Below are the records; reproduce all of them exactly but without any images.

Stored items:
★ ★ ★
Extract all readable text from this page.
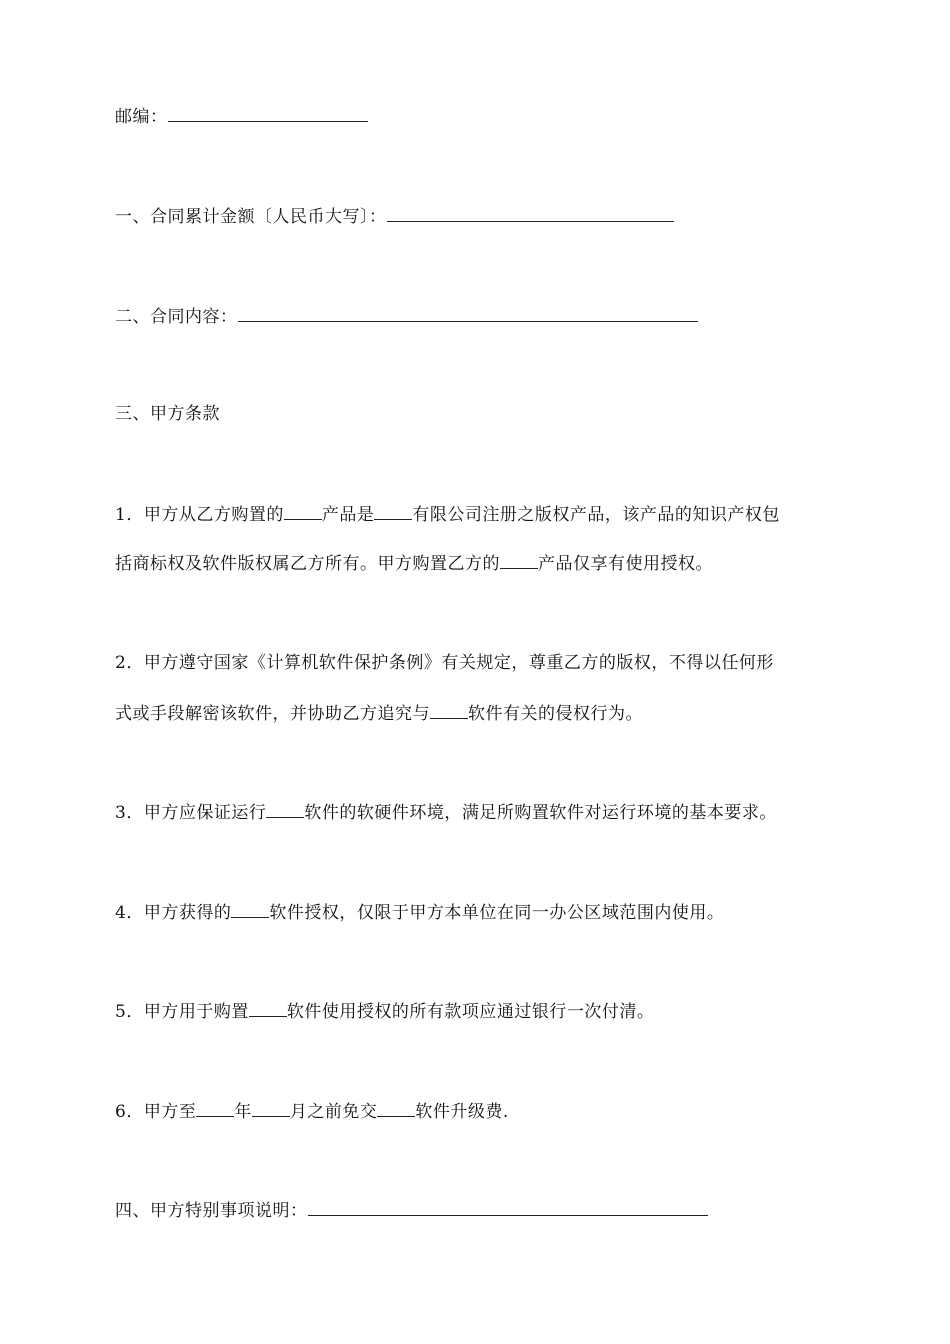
邮编：
一、合同累计金额〔人民币大写〕：
二、合同内容：
三、甲方条款
1．甲方从乙方购置的 产品是 有限公司注册之版权产品，该产品的知识产权包
括商标权及软件版权属乙方所有。甲方购置乙方的 产品仅享有使用授权。
2．甲方遵守国家《计算机软件保护条例》有关规定，尊重乙方的版权，不得以任何形
式或手段解密该软件，并协助乙方追究与 软件有关的侵权行为。
3．甲方应保证运行 软件的软硬件环境，满足所购置软件对运行环境的基本要求。
4．甲方获得的 软件授权，仅限于甲方本单位在同一办公区域范围内使用。
5．甲方用于购置 软件使用授权的所有款项应通过银行一次付清。
6．甲方至 年 月之前免交 软件升级费.
四、甲方特别事项说明：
★ ★ ★
* Final result *
Extract all readable text from this page.
邮编：
一、合同累计金额〔人民币大写〕：
二、合同内容：
三、甲方条款
1．甲方从乙方购置的 产品是 有限公司注册之版权产品，该产品的知识产权包
括商标权及软件版权属乙方所有。甲方购置乙方的 产品仅享有使用授权。
2．甲方遵守国家《计算机软件保护条例》有关规定，尊重乙方的版权，不得以任何形
式或手段解密该软件，并协助乙方追究与 软件有关的侵权行为。
3．甲方应保证运行 软件的软硬件环境，满足所购置软件对运行环境的基本要求。
4．甲方获得的 软件授权，仅限于甲方本单位在同一办公区域范围内使用。
5．甲方用于购置 软件使用授权的所有款项应通过银行一次付清。
6．甲方至 年 月之前免交 软件升级费.
四、甲方特别事项说明：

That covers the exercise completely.